→ DATA ROWS
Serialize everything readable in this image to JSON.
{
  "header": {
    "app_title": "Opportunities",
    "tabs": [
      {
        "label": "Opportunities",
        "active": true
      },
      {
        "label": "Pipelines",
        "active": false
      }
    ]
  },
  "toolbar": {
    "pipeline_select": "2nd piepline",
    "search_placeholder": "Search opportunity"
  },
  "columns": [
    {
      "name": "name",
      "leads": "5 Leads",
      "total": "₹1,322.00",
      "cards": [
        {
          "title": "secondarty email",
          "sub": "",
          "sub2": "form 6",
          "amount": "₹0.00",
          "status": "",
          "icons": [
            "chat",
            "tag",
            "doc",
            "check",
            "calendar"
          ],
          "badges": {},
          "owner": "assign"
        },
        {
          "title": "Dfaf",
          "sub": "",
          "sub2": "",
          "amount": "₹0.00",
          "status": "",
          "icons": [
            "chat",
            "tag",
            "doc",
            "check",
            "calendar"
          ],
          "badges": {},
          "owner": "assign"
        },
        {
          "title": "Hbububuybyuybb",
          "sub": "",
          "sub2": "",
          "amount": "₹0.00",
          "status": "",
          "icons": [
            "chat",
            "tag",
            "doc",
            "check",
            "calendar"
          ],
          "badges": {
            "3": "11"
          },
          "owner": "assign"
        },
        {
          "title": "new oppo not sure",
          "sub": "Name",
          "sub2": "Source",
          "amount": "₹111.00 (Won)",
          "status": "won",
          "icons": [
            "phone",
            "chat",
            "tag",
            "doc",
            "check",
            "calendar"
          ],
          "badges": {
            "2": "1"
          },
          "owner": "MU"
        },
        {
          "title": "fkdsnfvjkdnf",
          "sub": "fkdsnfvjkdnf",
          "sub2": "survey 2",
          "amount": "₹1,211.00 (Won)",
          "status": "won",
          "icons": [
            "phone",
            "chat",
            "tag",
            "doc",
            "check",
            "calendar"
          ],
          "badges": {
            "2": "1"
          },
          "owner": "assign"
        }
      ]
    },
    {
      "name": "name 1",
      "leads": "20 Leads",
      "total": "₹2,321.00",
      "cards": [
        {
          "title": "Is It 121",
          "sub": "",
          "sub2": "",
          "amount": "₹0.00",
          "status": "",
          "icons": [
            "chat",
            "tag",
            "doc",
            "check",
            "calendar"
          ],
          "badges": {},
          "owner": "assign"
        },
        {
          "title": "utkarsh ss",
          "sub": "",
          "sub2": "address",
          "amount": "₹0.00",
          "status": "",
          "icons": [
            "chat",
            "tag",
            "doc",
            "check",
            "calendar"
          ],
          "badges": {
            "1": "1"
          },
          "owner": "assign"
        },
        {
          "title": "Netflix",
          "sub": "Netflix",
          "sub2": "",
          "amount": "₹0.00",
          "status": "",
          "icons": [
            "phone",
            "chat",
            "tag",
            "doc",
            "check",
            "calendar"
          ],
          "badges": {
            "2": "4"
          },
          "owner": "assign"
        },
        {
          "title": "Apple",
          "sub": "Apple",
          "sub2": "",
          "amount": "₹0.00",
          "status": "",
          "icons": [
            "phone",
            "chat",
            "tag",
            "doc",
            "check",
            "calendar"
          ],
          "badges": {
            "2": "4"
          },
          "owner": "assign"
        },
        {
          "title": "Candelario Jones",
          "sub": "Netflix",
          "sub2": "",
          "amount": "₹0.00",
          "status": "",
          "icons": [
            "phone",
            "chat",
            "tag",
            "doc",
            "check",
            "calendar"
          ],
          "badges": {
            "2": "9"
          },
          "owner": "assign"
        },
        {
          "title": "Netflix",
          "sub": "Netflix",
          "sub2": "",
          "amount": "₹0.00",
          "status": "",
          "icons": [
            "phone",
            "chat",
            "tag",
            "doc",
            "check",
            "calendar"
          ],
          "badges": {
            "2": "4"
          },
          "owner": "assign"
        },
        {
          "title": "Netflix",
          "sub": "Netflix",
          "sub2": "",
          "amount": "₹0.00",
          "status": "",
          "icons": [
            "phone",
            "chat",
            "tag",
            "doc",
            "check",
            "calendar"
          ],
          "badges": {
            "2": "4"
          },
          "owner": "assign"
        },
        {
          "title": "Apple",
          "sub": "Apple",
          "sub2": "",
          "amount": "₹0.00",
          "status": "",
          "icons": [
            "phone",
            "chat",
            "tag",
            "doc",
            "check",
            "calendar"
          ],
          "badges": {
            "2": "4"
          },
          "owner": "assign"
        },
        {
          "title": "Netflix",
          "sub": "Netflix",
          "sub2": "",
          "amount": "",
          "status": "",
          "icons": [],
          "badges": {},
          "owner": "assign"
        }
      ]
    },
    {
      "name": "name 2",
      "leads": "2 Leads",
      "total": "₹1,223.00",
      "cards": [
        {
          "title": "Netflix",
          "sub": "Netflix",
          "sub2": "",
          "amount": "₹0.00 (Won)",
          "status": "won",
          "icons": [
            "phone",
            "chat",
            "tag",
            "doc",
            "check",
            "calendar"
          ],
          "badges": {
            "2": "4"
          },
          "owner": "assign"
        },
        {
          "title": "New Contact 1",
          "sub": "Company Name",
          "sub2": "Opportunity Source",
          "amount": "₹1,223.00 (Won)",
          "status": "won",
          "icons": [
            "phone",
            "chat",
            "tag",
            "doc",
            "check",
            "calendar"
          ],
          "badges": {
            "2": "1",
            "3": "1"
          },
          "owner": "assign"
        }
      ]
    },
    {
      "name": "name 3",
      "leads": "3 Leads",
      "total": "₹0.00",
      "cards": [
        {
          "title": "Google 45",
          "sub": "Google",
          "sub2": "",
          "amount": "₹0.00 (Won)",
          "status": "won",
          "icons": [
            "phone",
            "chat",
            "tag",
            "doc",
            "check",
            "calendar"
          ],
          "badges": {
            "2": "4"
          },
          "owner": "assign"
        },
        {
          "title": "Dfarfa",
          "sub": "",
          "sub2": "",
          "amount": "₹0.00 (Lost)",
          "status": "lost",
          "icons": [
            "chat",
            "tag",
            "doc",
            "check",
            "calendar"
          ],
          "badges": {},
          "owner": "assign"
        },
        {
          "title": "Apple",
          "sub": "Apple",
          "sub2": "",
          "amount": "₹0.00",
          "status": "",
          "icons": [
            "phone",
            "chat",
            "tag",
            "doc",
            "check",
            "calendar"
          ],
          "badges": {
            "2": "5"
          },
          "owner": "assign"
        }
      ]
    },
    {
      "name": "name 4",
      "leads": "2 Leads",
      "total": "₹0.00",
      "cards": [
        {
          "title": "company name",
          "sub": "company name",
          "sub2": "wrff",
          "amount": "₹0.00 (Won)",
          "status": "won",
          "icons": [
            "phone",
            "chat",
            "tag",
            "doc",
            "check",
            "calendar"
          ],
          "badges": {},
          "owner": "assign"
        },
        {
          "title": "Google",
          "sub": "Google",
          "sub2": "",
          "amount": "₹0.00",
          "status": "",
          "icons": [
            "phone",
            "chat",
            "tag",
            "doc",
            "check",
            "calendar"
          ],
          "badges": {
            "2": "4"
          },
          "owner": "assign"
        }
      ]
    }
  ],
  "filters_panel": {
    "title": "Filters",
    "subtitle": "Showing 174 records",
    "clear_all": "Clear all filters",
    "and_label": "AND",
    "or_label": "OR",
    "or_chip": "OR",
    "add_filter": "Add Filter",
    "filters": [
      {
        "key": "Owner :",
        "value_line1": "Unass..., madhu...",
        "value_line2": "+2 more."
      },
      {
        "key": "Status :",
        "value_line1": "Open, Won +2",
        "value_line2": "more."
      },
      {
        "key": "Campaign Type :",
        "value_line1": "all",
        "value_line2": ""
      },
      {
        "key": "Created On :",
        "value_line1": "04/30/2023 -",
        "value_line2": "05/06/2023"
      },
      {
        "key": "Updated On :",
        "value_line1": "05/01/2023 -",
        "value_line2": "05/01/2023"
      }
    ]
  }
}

→ EXERCISE DETAILS
Give nothing but the count of lines in the listing above that hold the string "Opportunities".

→ SOLVED EXERCISE
2